#### Problem
Write the next part of the reading journal below, picking up after its final sentence.

#### Excerpted text
SO LONG, SEE YOU TOMORROW

I was looking along the living room shelves, newly brightened, for some clear short tale for late july, and chose So Long, See You Tomorrow by William Maxwell, which I read up at the pond, between dunking in the dark water and maybe pulling out some water soldiers and bogbean and wondering why on earth, precisely, Florrie Heelan has to move his fields around so often with heavy machinery on quiet days in summer. William Maxwell is farmland/small town America, his Illinois rural and foreboding, accepting and at the same time evading. Acceptance a kind of evasion in its own right. 

My copy has pencil marks beside passages I liked the last time or the time before that. I find my former selves, old influences that have permeated, by now, and become part of my fabric. The child who says, So Long, See You Tomorrow, to his friend, is there on my current meadow, along with the lost furniture of his childhood, sofas, mahogany tables, pictures, big square books full of photographs that he knew by heart, that his fingers had absently traced.

If they hadn't disappeared then, they would have on some other occasion, life being, so Ortega Y Gasset somewhere remarks, in itself and forever shipwreck.

 

Sunday 21 July 2024

READING IN A BROODY SUMMER

Most evenings I read On Foot the Velvet Odyssey in its blurred carbon copy from 1978, trying to find the ancestor of my language and internal rhythms today. And then I read the first few pages as revised onto my computer this broody summer while listening to Beethoven or Schubert in the early evening, drizzly or the only gasp of sun that day. Then I read the update of Monday Night at Home, which I wrote twenty-five years ago, and now feel the need to say again in today's patois. I don't know why all this revisiting.

This afternoon, on the sofa in the new(ish) room, I read the New Yorker summer fiction issue and dozed into its tales. Here we all are, lurching into print, or out of blurred carbon copy. On foot the velvet odyssey reads as even older than it is, an England of summer fĂȘtes and radio shops, all set into the frame of my adolescent withdrawal. Monday Night at Home reads as more like now, or fairly recently, when my language had caught up with me and I had caught up with the world.

Sunday 14 July 2024

Sebald & Bone the Dancer

This is a Sebald summer, I'll reread everything. After The Rings of Saturn, The Emigrants. One of Sebald's emigrants is Paul Bereyter, an ideal teacher, if you could have one, who brought his children on his own quest, outdoors as often as possible.The great thing about rereading books is how the complexities build, your own and the writer's, and some of them turn into music.   

... Paul told me that as a child he had once his summer holidays in Lindau, and had watched from the shore every day as the train trundled across from the mainland to the island and from the island to the mainland. The white clouds of stem in the blue air, the passengers waving from the windows, the reflection in the water — this spectacle, repeated at intervals, so absorbed him that he never once appeared on time at the dinner table all that holiday, a lapse that his aunt responded to with a shake of the head that a grew more resigned every time, and his uncle with the comment that he would end up on the railways.

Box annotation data
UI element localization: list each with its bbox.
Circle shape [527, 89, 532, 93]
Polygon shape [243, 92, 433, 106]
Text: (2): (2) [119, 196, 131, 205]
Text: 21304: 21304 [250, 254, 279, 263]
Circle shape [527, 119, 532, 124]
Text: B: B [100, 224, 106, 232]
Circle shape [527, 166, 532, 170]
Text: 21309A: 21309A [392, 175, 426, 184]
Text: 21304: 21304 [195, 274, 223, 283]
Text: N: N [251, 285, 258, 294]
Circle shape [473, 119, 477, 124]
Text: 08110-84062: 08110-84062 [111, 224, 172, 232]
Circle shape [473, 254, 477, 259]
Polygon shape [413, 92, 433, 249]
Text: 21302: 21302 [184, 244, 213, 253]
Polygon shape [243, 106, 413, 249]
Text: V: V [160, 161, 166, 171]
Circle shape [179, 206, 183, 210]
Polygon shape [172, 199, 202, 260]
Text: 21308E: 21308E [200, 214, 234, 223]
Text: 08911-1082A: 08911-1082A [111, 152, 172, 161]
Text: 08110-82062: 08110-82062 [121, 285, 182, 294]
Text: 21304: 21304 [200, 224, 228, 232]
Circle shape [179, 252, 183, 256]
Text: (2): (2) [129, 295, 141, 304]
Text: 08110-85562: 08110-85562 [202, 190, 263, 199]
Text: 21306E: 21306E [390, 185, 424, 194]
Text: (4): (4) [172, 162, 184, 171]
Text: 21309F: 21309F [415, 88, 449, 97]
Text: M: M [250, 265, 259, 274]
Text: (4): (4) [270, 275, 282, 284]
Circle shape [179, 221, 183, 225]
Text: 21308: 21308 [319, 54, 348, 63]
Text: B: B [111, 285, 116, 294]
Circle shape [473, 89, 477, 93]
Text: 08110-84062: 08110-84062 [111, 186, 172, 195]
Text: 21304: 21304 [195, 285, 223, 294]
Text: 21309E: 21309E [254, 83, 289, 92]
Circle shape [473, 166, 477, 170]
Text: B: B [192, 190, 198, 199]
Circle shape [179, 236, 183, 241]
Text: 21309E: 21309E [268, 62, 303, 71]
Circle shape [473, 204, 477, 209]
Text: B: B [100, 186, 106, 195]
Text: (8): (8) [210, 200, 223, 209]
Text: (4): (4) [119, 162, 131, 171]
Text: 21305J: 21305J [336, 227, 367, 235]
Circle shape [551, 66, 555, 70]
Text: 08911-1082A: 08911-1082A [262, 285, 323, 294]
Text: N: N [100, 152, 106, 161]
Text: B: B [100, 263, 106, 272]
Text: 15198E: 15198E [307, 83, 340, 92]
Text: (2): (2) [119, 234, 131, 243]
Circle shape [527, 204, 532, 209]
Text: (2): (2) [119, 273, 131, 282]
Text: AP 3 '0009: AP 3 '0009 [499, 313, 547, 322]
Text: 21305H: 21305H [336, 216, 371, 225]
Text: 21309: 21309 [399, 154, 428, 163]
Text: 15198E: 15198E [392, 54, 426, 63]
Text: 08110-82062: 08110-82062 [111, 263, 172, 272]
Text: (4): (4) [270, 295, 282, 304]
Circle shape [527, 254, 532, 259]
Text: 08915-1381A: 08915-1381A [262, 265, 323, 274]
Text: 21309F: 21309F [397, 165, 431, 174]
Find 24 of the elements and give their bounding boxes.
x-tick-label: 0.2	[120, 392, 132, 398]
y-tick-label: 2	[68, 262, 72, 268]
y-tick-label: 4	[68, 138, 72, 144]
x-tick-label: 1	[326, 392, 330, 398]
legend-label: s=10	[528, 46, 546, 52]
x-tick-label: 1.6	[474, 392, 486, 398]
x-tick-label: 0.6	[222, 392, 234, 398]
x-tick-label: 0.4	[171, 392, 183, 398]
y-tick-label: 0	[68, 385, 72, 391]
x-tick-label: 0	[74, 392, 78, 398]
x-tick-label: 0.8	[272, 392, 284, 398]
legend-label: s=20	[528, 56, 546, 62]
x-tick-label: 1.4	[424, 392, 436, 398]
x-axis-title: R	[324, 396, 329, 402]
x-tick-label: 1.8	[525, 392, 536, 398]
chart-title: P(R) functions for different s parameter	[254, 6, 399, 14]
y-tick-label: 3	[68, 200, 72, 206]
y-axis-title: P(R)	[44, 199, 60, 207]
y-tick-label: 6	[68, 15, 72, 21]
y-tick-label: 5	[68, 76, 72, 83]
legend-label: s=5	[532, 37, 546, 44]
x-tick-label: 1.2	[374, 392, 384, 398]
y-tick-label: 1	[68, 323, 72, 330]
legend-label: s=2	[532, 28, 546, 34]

#### Answer to the problem
Paul Bereyter ended up purposefully lying on the railway tracks, a good choice of death for a claustrophobic. Sebald is so good at partly redeemed sadness. 

Circa 1978 I wrote On Foot the Velvet Odyssey, the strange non-tale of Bone the dancer, his town, his being, and how he drew them, their voices, their footfall, all of them and their dead, into Wyse's Meadow for a grand finale. I looked at it again in 2022, and transcribed the first few pages onto the computer from a blurred carbon copy sent to a friend who kindly returned it, without comment, I think. What happened to the top copy I don't know. Then, in 2024,  Jack the dancer from Australia came here looking for earth; he brought some spare of his own, in case, and found he was already in a novel since before he was born, before his nickname was Bones or he knew about loss, or earth. He stayed in our cabin for two weeks and realised he'd been here all along. What happens in your novel, he asked. I've come ten thousand miles to find myself in a novel, I need to know. I have been looking, Jack, to see what happens. It may take some time.



Thursday 4 July 2024

SCHERRY SHI

There's an election in your country today, said M. with a certain sharpness.

It isn't my country, I said, and you can't decide for me. 

You're British and you always will be, she went on.

No, I never felt British. My country is the place where I've dug and planted. Where I've nested.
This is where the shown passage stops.